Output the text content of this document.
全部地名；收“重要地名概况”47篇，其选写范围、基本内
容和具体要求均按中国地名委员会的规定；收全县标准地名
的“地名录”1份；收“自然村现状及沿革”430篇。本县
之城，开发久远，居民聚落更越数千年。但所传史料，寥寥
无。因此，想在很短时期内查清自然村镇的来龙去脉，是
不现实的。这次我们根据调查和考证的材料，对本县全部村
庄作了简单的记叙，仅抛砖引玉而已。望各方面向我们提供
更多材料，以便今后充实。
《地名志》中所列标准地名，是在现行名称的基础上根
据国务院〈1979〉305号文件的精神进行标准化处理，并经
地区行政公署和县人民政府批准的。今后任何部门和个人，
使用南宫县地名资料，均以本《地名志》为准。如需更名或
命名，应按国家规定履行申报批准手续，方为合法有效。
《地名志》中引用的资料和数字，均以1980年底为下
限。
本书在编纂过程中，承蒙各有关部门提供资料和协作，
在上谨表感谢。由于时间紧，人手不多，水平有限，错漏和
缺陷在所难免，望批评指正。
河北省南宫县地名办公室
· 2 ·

────────────────────────────────────────

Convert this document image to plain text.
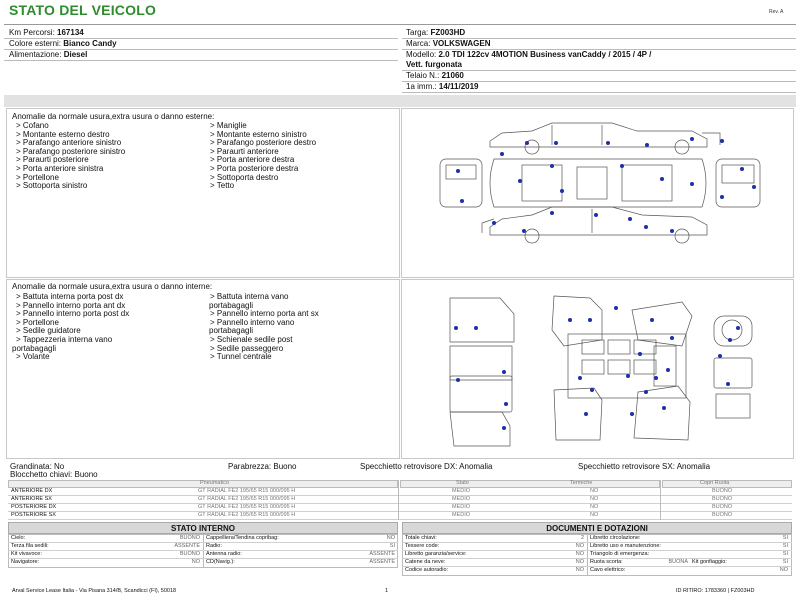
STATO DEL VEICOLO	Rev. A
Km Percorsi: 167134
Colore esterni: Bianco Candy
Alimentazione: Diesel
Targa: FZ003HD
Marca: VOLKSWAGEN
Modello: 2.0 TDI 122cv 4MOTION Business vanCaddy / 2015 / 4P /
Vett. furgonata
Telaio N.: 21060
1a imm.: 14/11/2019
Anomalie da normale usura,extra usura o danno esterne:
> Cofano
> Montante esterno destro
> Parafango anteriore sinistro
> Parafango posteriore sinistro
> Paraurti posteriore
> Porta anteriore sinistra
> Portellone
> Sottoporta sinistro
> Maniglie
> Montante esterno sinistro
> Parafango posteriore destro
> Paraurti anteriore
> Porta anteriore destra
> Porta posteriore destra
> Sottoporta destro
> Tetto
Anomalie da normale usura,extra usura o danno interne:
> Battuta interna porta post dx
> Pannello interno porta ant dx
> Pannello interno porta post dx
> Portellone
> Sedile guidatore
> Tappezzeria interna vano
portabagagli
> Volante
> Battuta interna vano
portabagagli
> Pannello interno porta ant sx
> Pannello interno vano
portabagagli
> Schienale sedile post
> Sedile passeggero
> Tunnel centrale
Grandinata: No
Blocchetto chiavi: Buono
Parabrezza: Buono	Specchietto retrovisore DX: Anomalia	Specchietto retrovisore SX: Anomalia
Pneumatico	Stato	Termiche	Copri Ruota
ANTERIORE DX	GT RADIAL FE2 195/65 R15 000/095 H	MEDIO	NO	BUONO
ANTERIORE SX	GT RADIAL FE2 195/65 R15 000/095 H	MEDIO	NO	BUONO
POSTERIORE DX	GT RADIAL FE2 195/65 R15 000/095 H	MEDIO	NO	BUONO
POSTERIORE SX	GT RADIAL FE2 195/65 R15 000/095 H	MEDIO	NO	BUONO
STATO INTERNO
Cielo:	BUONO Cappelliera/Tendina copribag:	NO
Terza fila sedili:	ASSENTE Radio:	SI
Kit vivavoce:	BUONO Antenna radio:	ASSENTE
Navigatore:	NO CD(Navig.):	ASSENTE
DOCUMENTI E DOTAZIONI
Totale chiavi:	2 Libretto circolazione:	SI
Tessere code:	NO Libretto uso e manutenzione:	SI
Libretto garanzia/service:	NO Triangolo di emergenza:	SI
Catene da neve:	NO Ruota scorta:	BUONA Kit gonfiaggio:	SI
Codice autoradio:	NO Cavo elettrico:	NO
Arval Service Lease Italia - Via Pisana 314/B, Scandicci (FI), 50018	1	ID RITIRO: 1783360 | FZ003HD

────────────────────────────────────────

◆ Work instructions ◆
Copy out each line of the listing that holds "chiavi".

◆ Reply ◆
Blocchetto chiavi: Buono
Totale chiavi:	2 Libretto circolazione:	SI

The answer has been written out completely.